§ **Extracted material**:
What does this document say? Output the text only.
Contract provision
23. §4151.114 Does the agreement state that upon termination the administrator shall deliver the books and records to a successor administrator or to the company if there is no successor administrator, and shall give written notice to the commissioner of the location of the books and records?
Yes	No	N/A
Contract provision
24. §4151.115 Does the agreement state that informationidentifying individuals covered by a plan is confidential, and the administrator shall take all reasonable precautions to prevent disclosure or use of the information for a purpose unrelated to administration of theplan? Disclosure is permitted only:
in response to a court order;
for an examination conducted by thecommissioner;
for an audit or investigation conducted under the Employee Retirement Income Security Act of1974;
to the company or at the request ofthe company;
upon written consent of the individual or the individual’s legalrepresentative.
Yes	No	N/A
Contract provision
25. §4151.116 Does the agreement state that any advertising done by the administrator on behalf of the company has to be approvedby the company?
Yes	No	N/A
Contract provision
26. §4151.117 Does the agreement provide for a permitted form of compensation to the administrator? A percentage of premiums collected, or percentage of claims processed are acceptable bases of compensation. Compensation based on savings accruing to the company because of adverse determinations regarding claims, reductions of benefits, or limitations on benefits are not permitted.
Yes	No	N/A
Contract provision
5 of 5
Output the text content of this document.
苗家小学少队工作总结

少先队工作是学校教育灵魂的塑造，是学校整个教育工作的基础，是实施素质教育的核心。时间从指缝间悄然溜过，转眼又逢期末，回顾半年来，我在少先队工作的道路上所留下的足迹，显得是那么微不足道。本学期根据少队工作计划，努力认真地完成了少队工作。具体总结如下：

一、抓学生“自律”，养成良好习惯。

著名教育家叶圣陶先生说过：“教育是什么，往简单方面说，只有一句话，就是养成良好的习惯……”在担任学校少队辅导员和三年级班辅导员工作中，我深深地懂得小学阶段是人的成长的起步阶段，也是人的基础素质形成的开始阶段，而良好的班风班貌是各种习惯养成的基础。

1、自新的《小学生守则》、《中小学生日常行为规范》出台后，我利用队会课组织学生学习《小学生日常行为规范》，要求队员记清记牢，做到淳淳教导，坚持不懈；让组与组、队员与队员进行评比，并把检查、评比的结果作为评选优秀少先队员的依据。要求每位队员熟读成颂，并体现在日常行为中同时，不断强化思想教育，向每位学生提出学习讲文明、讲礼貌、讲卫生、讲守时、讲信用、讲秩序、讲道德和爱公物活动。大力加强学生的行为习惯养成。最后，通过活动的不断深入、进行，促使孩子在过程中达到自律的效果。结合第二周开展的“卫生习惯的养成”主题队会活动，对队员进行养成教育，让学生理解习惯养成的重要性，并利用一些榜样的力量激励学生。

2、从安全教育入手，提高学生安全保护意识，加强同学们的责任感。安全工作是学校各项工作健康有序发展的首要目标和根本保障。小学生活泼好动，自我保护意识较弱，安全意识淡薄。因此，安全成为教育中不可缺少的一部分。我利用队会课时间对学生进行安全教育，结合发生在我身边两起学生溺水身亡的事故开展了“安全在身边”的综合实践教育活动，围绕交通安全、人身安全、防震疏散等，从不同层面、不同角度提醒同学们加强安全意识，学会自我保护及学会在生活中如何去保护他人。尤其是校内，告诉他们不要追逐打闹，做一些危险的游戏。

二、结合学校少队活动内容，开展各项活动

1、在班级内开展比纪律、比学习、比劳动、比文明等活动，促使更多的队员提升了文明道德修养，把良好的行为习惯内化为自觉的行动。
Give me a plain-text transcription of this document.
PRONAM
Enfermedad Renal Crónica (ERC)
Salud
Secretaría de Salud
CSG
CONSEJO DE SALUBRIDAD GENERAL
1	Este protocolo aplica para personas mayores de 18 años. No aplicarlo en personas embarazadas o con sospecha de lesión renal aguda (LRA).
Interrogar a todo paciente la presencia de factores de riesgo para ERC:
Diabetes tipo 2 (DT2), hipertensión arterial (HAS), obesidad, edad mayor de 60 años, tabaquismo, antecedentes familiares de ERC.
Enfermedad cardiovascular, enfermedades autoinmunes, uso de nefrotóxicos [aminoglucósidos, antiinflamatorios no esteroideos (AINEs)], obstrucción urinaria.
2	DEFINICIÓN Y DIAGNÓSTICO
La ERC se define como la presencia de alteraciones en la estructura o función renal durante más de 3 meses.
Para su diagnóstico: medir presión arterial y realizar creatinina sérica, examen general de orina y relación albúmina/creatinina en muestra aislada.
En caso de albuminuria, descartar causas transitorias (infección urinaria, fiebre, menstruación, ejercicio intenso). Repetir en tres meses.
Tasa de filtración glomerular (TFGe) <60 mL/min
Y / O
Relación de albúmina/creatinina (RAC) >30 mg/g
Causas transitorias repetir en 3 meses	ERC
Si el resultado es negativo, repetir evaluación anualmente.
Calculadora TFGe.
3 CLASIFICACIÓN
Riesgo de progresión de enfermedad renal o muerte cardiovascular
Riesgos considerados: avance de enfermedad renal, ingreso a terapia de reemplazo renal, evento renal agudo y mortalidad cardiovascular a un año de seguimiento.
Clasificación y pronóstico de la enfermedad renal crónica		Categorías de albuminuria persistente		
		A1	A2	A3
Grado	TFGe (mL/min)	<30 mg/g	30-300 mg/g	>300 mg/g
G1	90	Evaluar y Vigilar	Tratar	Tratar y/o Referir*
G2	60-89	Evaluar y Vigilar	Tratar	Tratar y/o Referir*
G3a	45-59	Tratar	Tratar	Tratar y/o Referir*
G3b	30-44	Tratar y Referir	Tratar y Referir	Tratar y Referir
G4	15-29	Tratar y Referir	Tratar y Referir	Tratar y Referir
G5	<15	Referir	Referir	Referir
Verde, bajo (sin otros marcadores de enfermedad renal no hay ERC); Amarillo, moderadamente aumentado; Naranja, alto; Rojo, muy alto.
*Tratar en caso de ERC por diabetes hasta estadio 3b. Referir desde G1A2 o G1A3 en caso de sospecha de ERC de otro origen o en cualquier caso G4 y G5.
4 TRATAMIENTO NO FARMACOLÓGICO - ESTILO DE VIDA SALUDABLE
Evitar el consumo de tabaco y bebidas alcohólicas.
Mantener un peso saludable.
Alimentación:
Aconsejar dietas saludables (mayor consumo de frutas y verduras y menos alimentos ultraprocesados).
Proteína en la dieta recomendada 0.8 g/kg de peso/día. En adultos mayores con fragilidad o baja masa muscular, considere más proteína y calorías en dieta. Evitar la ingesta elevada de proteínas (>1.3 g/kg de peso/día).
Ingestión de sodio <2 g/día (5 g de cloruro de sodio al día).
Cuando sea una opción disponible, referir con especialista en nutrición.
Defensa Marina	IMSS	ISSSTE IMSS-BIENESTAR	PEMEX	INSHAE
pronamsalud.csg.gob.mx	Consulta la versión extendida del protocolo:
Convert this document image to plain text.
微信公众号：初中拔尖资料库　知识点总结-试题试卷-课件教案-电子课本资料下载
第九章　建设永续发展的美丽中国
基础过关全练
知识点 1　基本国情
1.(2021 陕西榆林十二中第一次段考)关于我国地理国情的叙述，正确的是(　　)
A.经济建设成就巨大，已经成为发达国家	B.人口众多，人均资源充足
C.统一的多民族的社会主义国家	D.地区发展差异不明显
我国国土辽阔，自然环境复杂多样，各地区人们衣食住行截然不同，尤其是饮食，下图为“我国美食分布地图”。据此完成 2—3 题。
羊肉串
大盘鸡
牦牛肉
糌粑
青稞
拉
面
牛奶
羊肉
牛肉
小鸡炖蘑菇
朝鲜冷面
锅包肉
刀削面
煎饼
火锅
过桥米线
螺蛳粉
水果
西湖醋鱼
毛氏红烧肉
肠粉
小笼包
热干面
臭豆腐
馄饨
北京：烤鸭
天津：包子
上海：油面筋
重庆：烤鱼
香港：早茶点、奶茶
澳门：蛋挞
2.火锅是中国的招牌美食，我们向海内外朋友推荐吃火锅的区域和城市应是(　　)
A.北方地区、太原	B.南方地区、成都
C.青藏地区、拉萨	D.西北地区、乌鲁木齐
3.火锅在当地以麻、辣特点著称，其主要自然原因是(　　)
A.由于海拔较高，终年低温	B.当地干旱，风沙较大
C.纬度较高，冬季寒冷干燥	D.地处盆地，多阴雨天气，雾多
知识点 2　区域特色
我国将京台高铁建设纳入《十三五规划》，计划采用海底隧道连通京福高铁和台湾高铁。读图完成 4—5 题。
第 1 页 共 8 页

§ **Required task**:
Return all lines with the word "mayores" in them.

§ **The output**:
1	Este protocolo aplica para personas mayores de 18 años. No aplicarlo en personas embarazadas o con sospecha de lesión renal aguda (LRA).
Proteína en la dieta recomendada 0.8 g/kg de peso/día. En adultos mayores con fragilidad o baja masa muscular, considere más proteína y calorías en dieta. Evitar la ingesta elevada de proteínas (>1.3 g/kg de peso/día).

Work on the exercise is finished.